■ Stored rows:
+===+
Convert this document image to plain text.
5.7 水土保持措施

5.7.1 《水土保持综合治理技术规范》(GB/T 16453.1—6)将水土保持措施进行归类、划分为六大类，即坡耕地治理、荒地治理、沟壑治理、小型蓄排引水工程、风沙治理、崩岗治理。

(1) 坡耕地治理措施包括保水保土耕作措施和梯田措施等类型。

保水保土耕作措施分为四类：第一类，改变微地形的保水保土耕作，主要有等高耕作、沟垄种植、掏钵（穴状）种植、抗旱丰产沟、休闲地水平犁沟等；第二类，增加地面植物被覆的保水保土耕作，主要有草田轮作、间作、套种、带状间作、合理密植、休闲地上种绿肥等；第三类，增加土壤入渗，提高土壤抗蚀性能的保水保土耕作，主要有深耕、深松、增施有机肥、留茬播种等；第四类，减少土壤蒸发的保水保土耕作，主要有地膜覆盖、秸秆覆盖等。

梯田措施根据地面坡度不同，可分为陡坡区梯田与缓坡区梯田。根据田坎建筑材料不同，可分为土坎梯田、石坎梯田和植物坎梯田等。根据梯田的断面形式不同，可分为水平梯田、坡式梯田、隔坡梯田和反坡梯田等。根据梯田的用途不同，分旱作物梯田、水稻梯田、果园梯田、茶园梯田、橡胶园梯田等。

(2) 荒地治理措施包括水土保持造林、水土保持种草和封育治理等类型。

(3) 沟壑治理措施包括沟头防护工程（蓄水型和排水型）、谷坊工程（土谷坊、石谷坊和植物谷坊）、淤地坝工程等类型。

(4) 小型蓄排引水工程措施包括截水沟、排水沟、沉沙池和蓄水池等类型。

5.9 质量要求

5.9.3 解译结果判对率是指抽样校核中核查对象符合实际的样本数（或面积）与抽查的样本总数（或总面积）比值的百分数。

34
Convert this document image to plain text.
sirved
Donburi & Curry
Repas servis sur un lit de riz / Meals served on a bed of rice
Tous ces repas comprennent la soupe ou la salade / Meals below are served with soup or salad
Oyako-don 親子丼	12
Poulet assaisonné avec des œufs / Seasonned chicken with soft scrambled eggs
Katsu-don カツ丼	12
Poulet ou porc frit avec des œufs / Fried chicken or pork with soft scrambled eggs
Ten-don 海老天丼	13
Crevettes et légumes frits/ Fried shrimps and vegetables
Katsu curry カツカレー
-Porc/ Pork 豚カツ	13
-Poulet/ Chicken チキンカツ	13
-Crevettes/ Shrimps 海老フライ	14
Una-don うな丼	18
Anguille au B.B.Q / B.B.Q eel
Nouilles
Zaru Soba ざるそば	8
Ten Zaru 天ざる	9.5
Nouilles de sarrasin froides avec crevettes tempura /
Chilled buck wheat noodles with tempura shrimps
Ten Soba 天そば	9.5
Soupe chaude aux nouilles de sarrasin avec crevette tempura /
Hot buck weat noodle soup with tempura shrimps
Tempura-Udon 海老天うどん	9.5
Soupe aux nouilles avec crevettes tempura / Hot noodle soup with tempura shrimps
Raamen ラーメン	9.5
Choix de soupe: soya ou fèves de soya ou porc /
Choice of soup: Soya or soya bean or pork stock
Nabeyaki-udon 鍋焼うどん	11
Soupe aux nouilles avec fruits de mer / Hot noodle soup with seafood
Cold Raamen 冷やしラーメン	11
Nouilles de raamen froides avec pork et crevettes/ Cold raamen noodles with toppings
+===+
Restate each entry exactly, skipping none.

■ Written reply:
Convert this document image to plain text.
5.7 水土保持措施

5.7.1 《水土保持综合治理技术规范》(GB/T 16453.1—6)将水土保持措施进行归类、划分为六大类，即坡耕地治理、荒地治理、沟壑治理、小型蓄排引水工程、风沙治理、崩岗治理。

(1) 坡耕地治理措施包括保水保土耕作措施和梯田措施等类型。

保水保土耕作措施分为四类：第一类，改变微地形的保水保土耕作，主要有等高耕作、沟垄种植、掏钵（穴状）种植、抗旱丰产沟、休闲地水平犁沟等；第二类，增加地面植物被覆的保水保土耕作，主要有草田轮作、间作、套种、带状间作、合理密植、休闲地上种绿肥等；第三类，增加土壤入渗，提高土壤抗蚀性能的保水保土耕作，主要有深耕、深松、增施有机肥、留茬播种等；第四类，减少土壤蒸发的保水保土耕作，主要有地膜覆盖、秸秆覆盖等。

梯田措施根据地面坡度不同，可分为陡坡区梯田与缓坡区梯田。根据田坎建筑材料不同，可分为土坎梯田、石坎梯田和植物坎梯田等。根据梯田的断面形式不同，可分为水平梯田、坡式梯田、隔坡梯田和反坡梯田等。根据梯田的用途不同，分旱作物梯田、水稻梯田、果园梯田、茶园梯田、橡胶园梯田等。

(2) 荒地治理措施包括水土保持造林、水土保持种草和封育治理等类型。

(3) 沟壑治理措施包括沟头防护工程（蓄水型和排水型）、谷坊工程（土谷坊、石谷坊和植物谷坊）、淤地坝工程等类型。

(4) 小型蓄排引水工程措施包括截水沟、排水沟、沉沙池和蓄水池等类型。

5.9 质量要求

5.9.3 解译结果判对率是指抽样校核中核查对象符合实际的样本数（或面积）与抽查的样本总数（或总面积）比值的百分数。

34
Convert this document image to plain text.
sirved
Donburi & Curry
Repas servis sur un lit de riz / Meals served on a bed of rice
Tous ces repas comprennent la soupe ou la salade / Meals below are served with soup or salad
Oyako-don 親子丼	12
Poulet assaisonné avec des œufs / Seasonned chicken with soft scrambled eggs
Katsu-don カツ丼	12
Poulet ou porc frit avec des œufs / Fried chicken or pork with soft scrambled eggs
Ten-don 海老天丼	13
Crevettes et légumes frits/ Fried shrimps and vegetables
Katsu curry カツカレー
-Porc/ Pork 豚カツ	13
-Poulet/ Chicken チキンカツ	13
-Crevettes/ Shrimps 海老フライ	14
Una-don うな丼	18
Anguille au B.B.Q / B.B.Q eel
Nouilles
Zaru Soba ざるそば	8
Ten Zaru 天ざる	9.5
Nouilles de sarrasin froides avec crevettes tempura /
Chilled buck wheat noodles with tempura shrimps
Ten Soba 天そば	9.5
Soupe chaude aux nouilles de sarrasin avec crevette tempura /
Hot buck weat noodle soup with tempura shrimps
Tempura-Udon 海老天うどん	9.5
Soupe aux nouilles avec crevettes tempura / Hot noodle soup with tempura shrimps
Raamen ラーメン	9.5
Choix de soupe: soya ou fèves de soya ou porc /
Choice of soup: Soya or soya bean or pork stock
Nabeyaki-udon 鍋焼うどん	11
Soupe aux nouilles avec fruits de mer / Hot noodle soup with seafood
Cold Raamen 冷やしラーメン	11
Nouilles de raamen froides avec pork et crevettes/ Cold raamen noodles with toppings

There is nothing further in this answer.